Please set down all the lines beneath this one exactly, without the pictures.

SUPPLIED ENTRIES:
####
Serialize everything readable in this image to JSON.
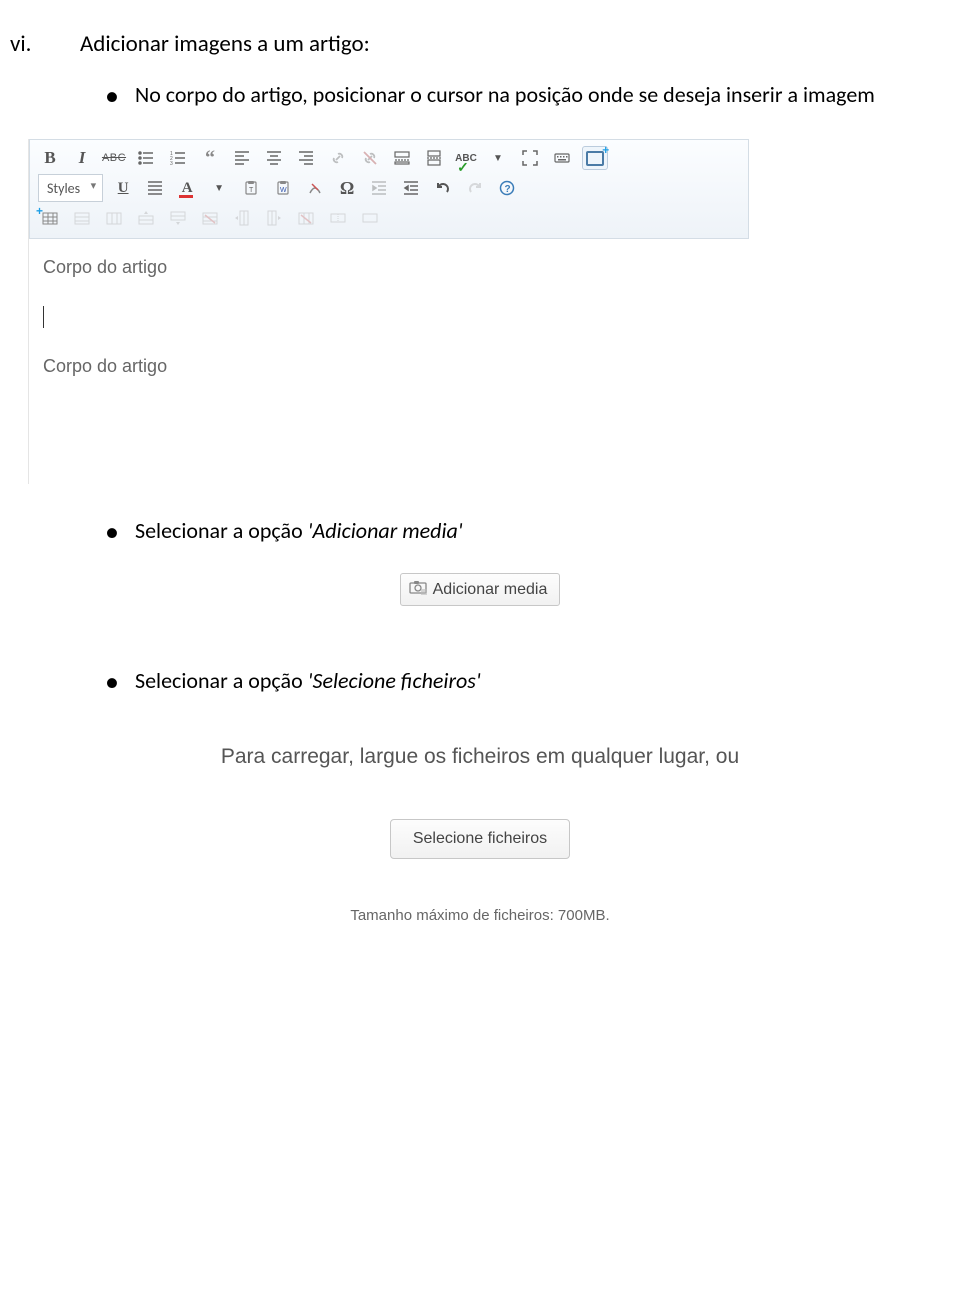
{
  "section": {
    "number": "vi.",
    "title": "Adicionar imagens a um artigo:"
  },
  "bullets": {
    "b1": "No corpo do artigo, posicionar o cursor na posição onde se deseja inserir a imagem",
    "b2_prefix": "Selecionar a opção ",
    "b2_em": "'Adicionar media'",
    "b3_prefix": "Selecionar a opção ",
    "b3_em": "'Selecione ficheiros'"
  },
  "editor": {
    "styles_label": "Styles",
    "content_line1": "Corpo do artigo",
    "content_line2": "Corpo do artigo"
  },
  "media_button": {
    "label": "Adicionar media"
  },
  "dropzone": {
    "hint": "Para carregar, largue os ficheiros em qualquer lugar, ou",
    "button": "Selecione ficheiros",
    "max": "Tamanho máximo de ficheiros: 700MB."
  }
}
####
FULL OUTPUT:
Serialize everything readable in this image to JSON.
{
  "section": {
    "number": "vi.",
    "title": "Adicionar imagens a um artigo:"
  },
  "bullets": {
    "b1": "No corpo do artigo, posicionar o cursor na posição onde se deseja inserir a imagem",
    "b2_prefix": "Selecionar a opção ",
    "b2_em": "'Adicionar media'",
    "b3_prefix": "Selecionar a opção ",
    "b3_em": "'Selecione ficheiros'"
  },
  "editor": {
    "styles_label": "Styles",
    "content_line1": "Corpo do artigo",
    "content_line2": "Corpo do artigo"
  },
  "media_button": {
    "label": "Adicionar media"
  },
  "dropzone": {
    "hint": "Para carregar, largue os ficheiros em qualquer lugar, ou",
    "button": "Selecione ficheiros",
    "max": "Tamanho máximo de ficheiros: 700MB."
  }
}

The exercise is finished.